Report how many lines of the records below include the word "value". Give nothing but the number.

# START OF Available records

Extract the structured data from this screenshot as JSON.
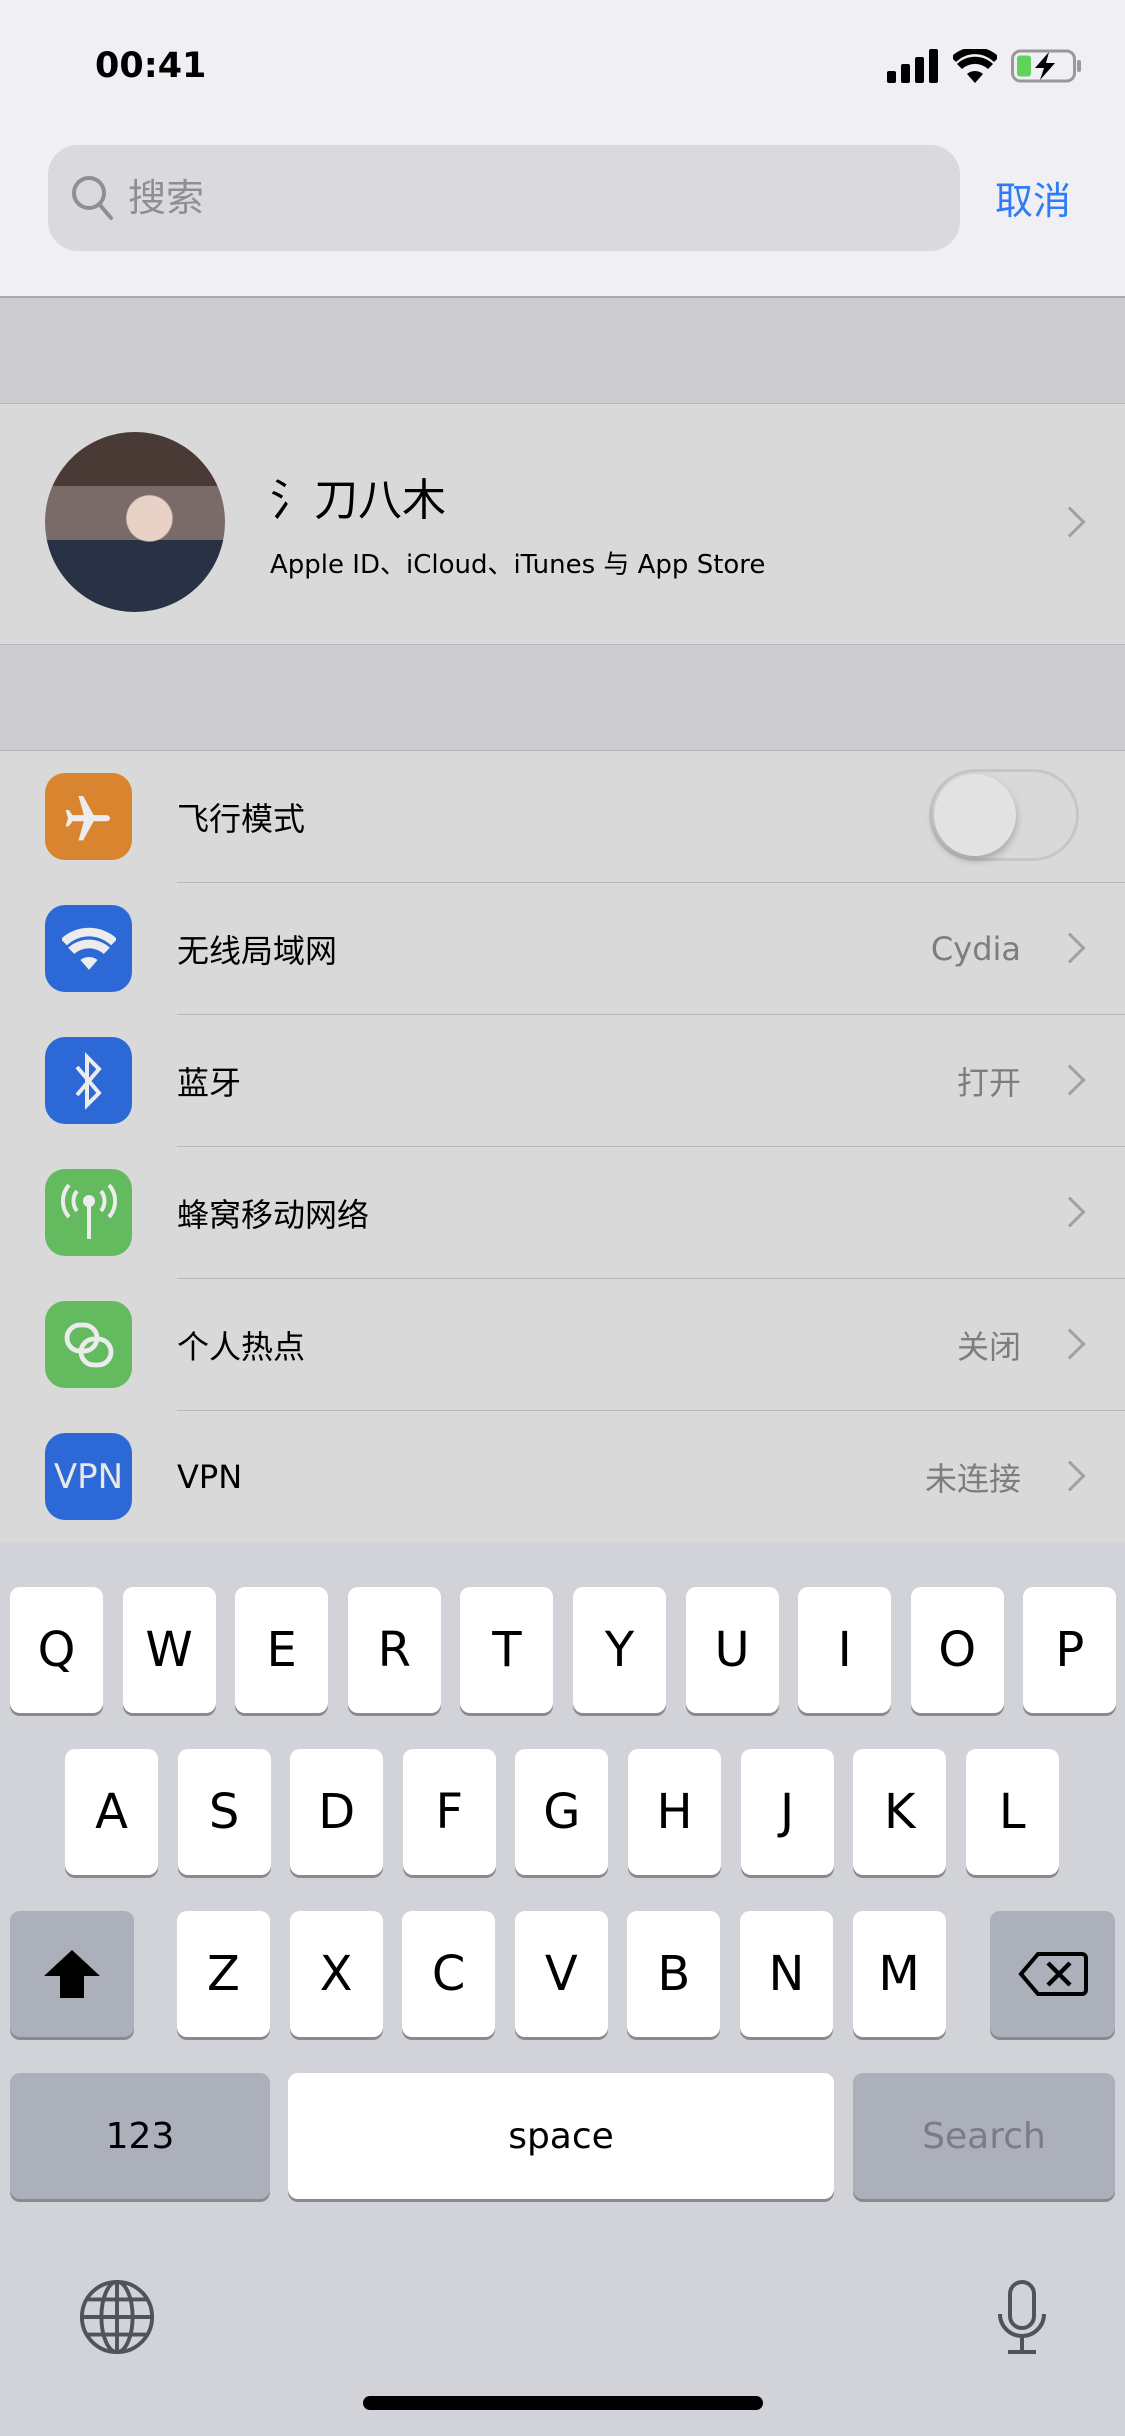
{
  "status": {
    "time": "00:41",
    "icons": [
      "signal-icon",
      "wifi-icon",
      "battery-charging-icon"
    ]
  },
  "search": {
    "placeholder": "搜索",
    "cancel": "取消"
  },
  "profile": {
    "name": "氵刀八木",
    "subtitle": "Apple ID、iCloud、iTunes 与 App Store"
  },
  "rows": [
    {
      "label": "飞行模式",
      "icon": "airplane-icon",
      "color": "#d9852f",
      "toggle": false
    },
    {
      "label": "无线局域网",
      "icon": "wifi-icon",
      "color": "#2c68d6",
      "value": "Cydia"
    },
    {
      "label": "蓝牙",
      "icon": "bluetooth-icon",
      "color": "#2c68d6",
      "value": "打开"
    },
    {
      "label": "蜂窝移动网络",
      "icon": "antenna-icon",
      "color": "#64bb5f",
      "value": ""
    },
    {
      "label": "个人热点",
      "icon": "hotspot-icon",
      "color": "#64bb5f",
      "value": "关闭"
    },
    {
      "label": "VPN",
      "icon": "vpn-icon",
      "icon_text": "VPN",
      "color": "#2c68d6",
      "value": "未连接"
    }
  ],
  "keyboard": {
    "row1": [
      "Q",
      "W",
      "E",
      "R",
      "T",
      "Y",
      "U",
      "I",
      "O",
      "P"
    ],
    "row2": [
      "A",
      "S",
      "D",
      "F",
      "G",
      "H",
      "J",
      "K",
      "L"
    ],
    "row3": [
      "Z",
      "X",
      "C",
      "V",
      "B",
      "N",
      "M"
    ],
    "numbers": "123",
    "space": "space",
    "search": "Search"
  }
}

# END OF Available records

**Full response:** 5